Requirement. Check every line below for the word "полугодие" and copy the ones that have it.

Records for processing.

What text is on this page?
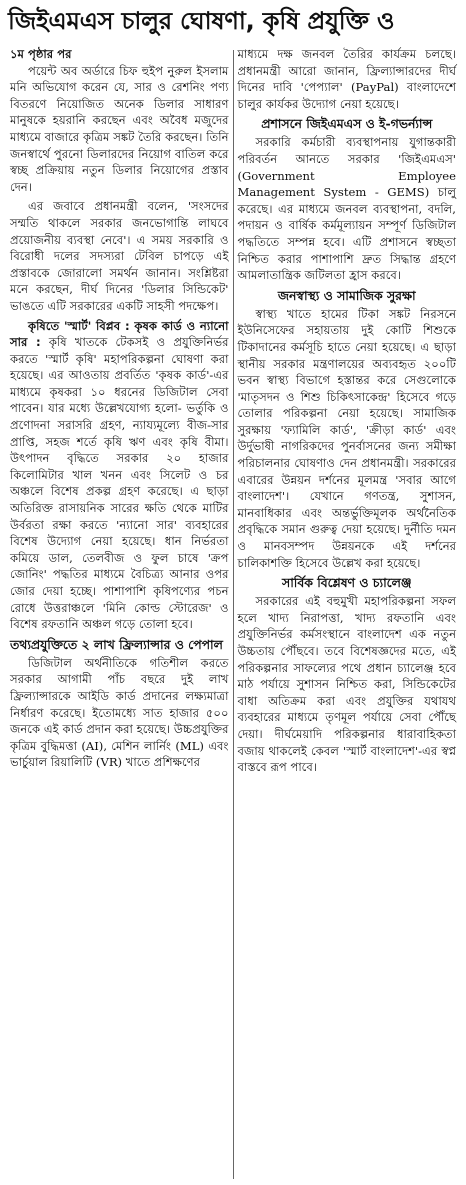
জিইএমএস চালুর ঘোষণা, কৃষি প্রযুক্তি ও
১ম পৃষ্ঠার পর

পয়েন্ট অব অর্ডারে চিফ হুইপ নুরুল ইসলাম মনি অভিযোগ করেন যে, সার ও রেশনিং পণ্য বিতরণে নিয়োজিত অনেক ডিলার সাধারণ মানুষকে হয়রানি করছেন এবং অবৈধ মজুদের মাধ্যমে বাজারে কৃত্রিম সঙ্কট তৈরি করছেন। তিনি জনস্বার্থে পুরনো ডিলারদের নিয়োগ বাতিল করে স্বচ্ছ প্রক্রিয়ায় নতুন ডিলার নিয়োগের প্রস্তাব দেন।

এর জবাবে প্রধানমন্ত্রী বলেন, 'সংসদের সম্মতি থাকলে সরকার জনভোগান্তি লাঘবে প্রয়োজনীয় ব্যবস্থা নেবে'। এ সময় সরকারি ও বিরোধী দলের সদস্যরা টেবিল চাপড়ে এই প্রস্তাবকে জোরালো সমর্থন জানান। সংশ্লিষ্টরা মনে করছেন, দীর্ঘ দিনের 'ডিলার সিন্ডিকেট' ভাঙতে এটি সরকারের একটি সাহসী পদক্ষেপ।

কৃষিতে 'স্মার্ট' বিপ্লব : কৃষক কার্ড ও ন্যানো সার : কৃষি খাতকে টেকসই ও প্রযুক্তিনির্ভর করতে 'স্মার্ট কৃষি' মহাপরিকল্পনা ঘোষণা করা হয়েছে। এর আওতায় প্রবর্তিত 'কৃষক কার্ড'-এর মাধ্যমে কৃষকরা ১০ ধরনের ডিজিটাল সেবা পাবেন। যার মধ্যে উল্লেখযোগ্য হলো- ভর্তুকি ও প্রণোদনা সরাসরি গ্রহণ, ন্যায্যমূল্যে বীজ-সার প্রাপ্তি, সহজ শর্তে কৃষি ঋণ এবং কৃষি বীমা। উৎপাদন বৃদ্ধিতে সরকার ২০ হাজার কিলোমিটার খাল খনন এবং সিলেট ও চর অঞ্চলে বিশেষ প্রকল্প গ্রহণ করেছে। এ ছাড়া অতিরিক্ত রাসায়নিক সারের ক্ষতি থেকে মাটির উর্বরতা রক্ষা করতে 'ন্যানো সার' ব্যবহারের বিশেষ উদ্যোগ নেয়া হয়েছে। ধান নির্ভরতা কমিয়ে ডাল, তেলবীজ ও ফুল চাষে 'ক্রপ জোনিং' পদ্ধতির মাধ্যমে বৈচিত্র্য আনার ওপর জোর দেয়া হচ্ছে। পাশাপাশি কৃষিপণ্যের পচন রোধে উত্তরাঞ্চলে 'মিনি কোল্ড স্টোরেজ' ও বিশেষ রফতানি অঞ্চল গড়ে তোলা হবে।

তথ্যপ্রযুক্তিতে ২ লাখ ফ্রিল্যান্সার ও পেপাল

ডিজিটাল অর্থনীতিকে গতিশীল করতে সরকার আগামী পাঁচ বছরে দুই লাখ ফ্রিল্যান্সারকে আইডি কার্ড প্রদানের লক্ষ্যমাত্রা নির্ধারণ করেছে। ইতোমধ্যে সাত হাজার ৫০০ জনকে এই কার্ড প্রদান করা হয়েছে। উচ্চপ্রযুক্তির কৃত্রিম বুদ্ধিমত্তা (AI), মেশিন লার্নিং (ML) এবং ভার্চুয়াল রিয়ালিটি (VR) খাতে প্রশিক্ষণের

মাধ্যমে দক্ষ জনবল তৈরির কার্যক্রম চলছে। প্রধানমন্ত্রী আরো জানান, ফ্রিল্যান্সারদের দীর্ঘ দিনের দাবি 'পেপ্যাল' (PayPal) বাংলাদেশে চালুর কার্যকর উদ্যোগ নেয়া হয়েছে।

প্রশাসনে জিইএমএস ও ই-গভর্ন্যান্স

সরকারি কর্মচারী ব্যবস্থাপনায় যুগান্তকারী পরিবর্তন আনতে সরকার 'জিইএমএস' (Government Employee Management System - GEMS) চালু করেছে। এর মাধ্যমে জনবল ব্যবস্থাপনা, বদলি, পদায়ন ও বার্ষিক কর্মমূল্যায়ন সম্পূর্ণ ডিজিটাল পদ্ধতিতে সম্পন্ন হবে। এটি প্রশাসনে স্বচ্ছতা নিশ্চিত করার পাশাপাশি দ্রুত সিদ্ধান্ত গ্রহণে আমলাতান্ত্রিক জটিলতা হ্রাস করবে।

জনস্বাস্থ্য ও সামাজিক সুরক্ষা

স্বাস্থ্য খাতে হামের টিকা সঙ্কট নিরসনে ইউনিসেফের সহায়তায় দুই কোটি শিশুকে টিকাদানের কর্মসূচি হাতে নেয়া হয়েছে। এ ছাড়া স্থানীয় সরকার মন্ত্রণালয়ের অব্যবহৃত ২০০টি ভবন স্বাস্থ্য বিভাগে হস্তান্তর করে সেগুলোকে 'মাতৃসদন ও শিশু চিকিৎসাকেন্দ্র' হিসেবে গড়ে তোলার পরিকল্পনা নেয়া হয়েছে। সামাজিক সুরক্ষায় 'ফ্যামিলি কার্ড', 'ক্রীড়া কার্ড' এবং উর্দুভাষী নাগরিকদের পুনর্বাসনের জন্য সমীক্ষা পরিচালনার ঘোষণাও দেন প্রধানমন্ত্রী। সরকারের এবারের উন্নয়ন দর্শনের মূলমন্ত্র 'সবার আগে বাংলাদেশ'। যেখানে গণতন্ত্র, সুশাসন, মানবাধিকার এবং অন্তর্ভুক্তিমূলক অর্থনৈতিক প্রবৃদ্ধিকে সমান গুরুত্ব দেয়া হয়েছে। দুর্নীতি দমন ও মানবসম্পদ উন্নয়নকে এই দর্শনের চালিকাশক্তি হিসেবে উল্লেখ করা হয়েছে।

সার্বিক বিশ্লেষণ ও চ্যালেঞ্জ

সরকারের এই বহুমুখী মহাপরিকল্পনা সফল হলে খাদ্য নিরাপত্তা, খাদ্য রফতানি এবং প্রযুক্তিনির্ভর কর্মসংস্থানে বাংলাদেশ এক নতুন উচ্চতায় পৌঁছবে। তবে বিশেষজ্ঞদের মতে, এই পরিকল্পনার সাফল্যের পথে প্রধান চ্যালেঞ্জ হবে মাঠ পর্যায়ে সুশাসন নিশ্চিত করা, সিন্ডিকেটের বাধা অতিক্রম করা এবং প্রযুক্তির যথাযথ ব্যবহারের মাধ্যমে তৃণমূল পর্যায়ে সেবা পৌঁছে দেয়া। দীর্ঘমেয়াদি পরিকল্পনার ধারাবাহিকতা বজায় থাকলেই কেবল 'স্মার্ট বাংলাদেশ'-এর স্বপ্ন বাস্তবে রূপ পাবে।
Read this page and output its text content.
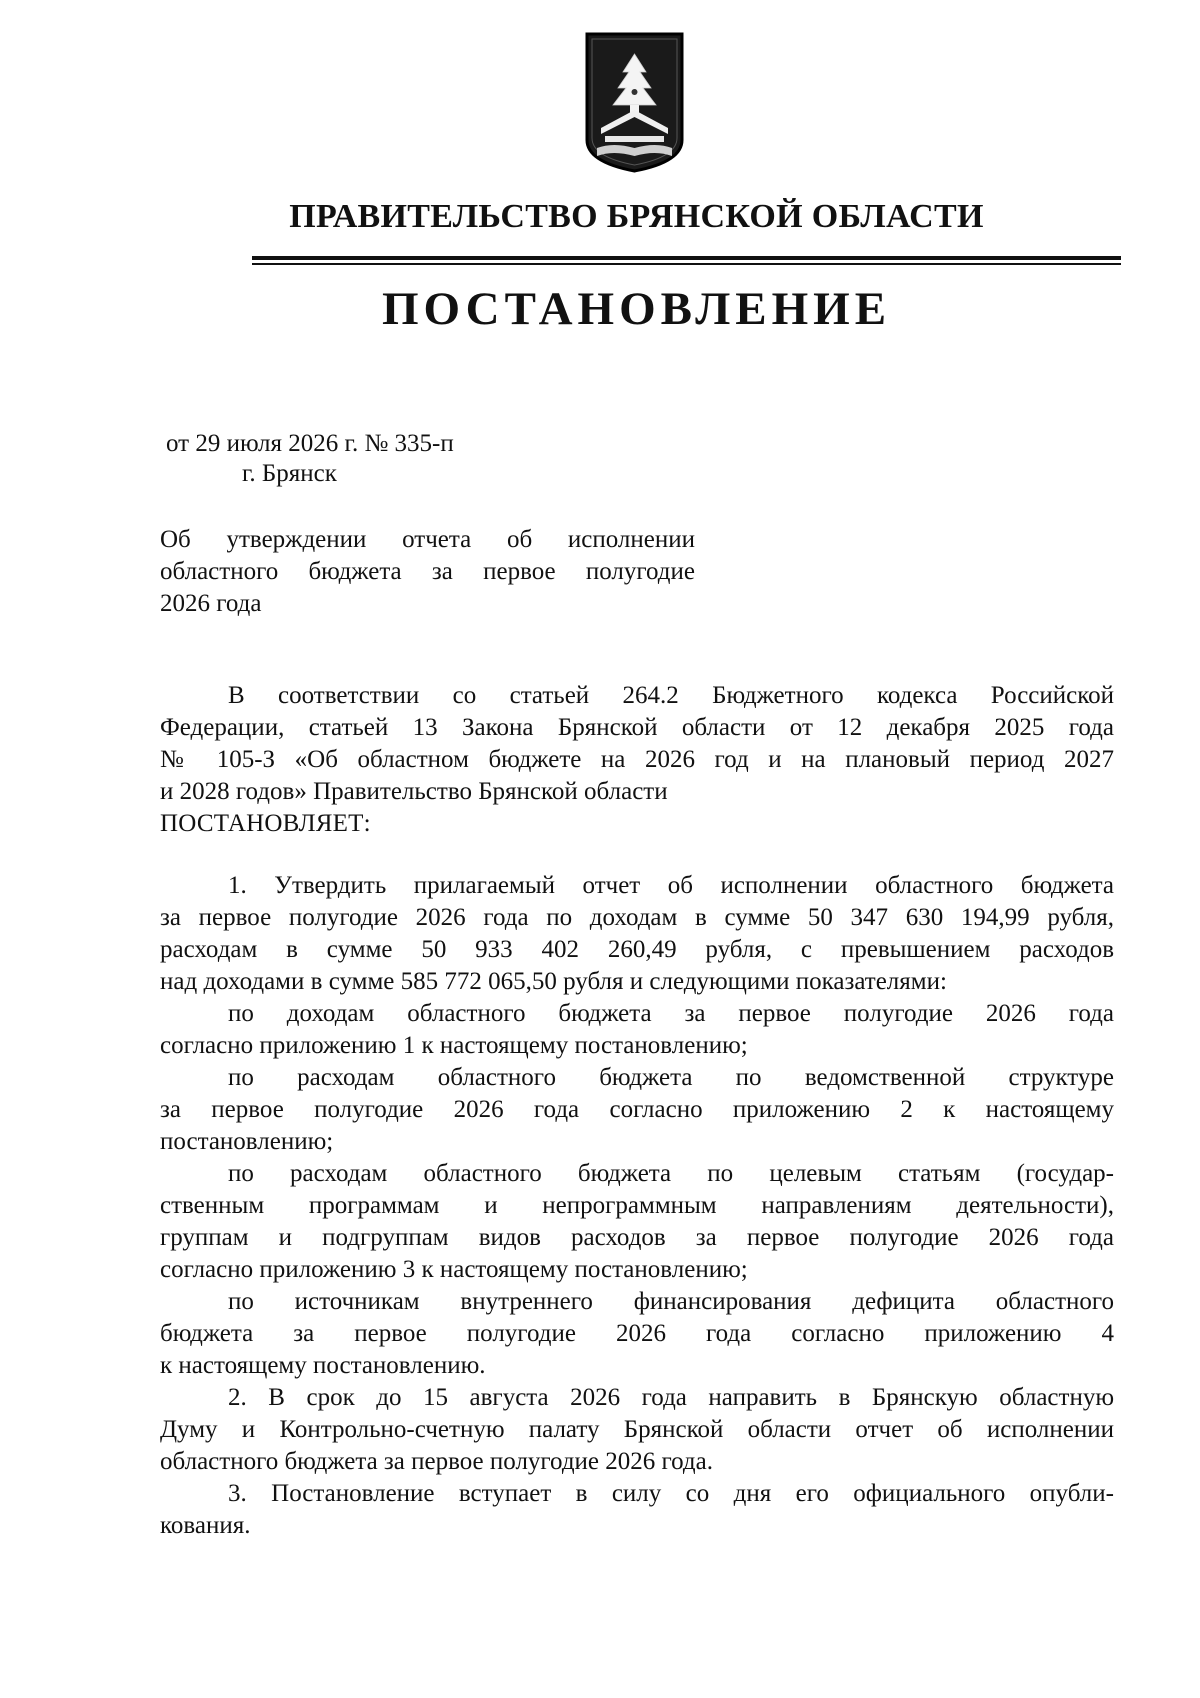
ПРАВИТЕЛЬСТВО БРЯНСКОЙ ОБЛАСТИ
ПОСТАНОВЛЕНИЕ
от 29 июля 2026 г. № 335-п
г. Брянск
Об утверждении отчета об исполнении
областного бюджета за первое полугодие
2026 года
В соответствии со статьей 264.2 Бюджетного кодекса Российской
Федерации, статьей 13 Закона Брянской области от 12 декабря 2025 года
№ 105-З «Об областном бюджете на 2026 год и на плановый период 2027
и 2028 годов» Правительство Брянской области
ПОСТАНОВЛЯЕТ:
1. Утвердить прилагаемый отчет об исполнении областного бюджета
за первое полугодие 2026 года по доходам в сумме 50 347 630 194,99 рубля,
расходам в сумме 50 933 402 260,49 рубля, с превышением расходов
над доходами в сумме 585 772 065,50 рубля и следующими показателями:
по доходам областного бюджета за первое полугодие 2026 года
согласно приложению 1 к настоящему постановлению;
по расходам областного бюджета по ведомственной структуре
за первое полугодие 2026 года согласно приложению 2 к настоящему
постановлению;
по расходам областного бюджета по целевым статьям (государ-
ственным программам и непрограммным направлениям деятельности),
группам и подгруппам видов расходов за первое полугодие 2026 года
согласно приложению 3 к настоящему постановлению;
по источникам внутреннего финансирования дефицита областного
бюджета за первое полугодие 2026 года согласно приложению 4
к настоящему постановлению.
2. В срок до 15 августа 2026 года направить в Брянскую областную
Думу и Контрольно-счетную палату Брянской области отчет об исполнении
областного бюджета за первое полугодие 2026 года.
3. Постановление вступает в силу со дня его официального опубли-
кования.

Correct response.
областного бюджета за первое полугодие
за первое полугодие 2026 года по доходам в сумме 50 347 630 194,99 рубля,
по доходам областного бюджета за первое полугодие 2026 года
за первое полугодие 2026 года согласно приложению 2 к настоящему
группам и подгруппам видов расходов за первое полугодие 2026 года
бюджета за первое полугодие 2026 года согласно приложению 4
областного бюджета за первое полугодие 2026 года.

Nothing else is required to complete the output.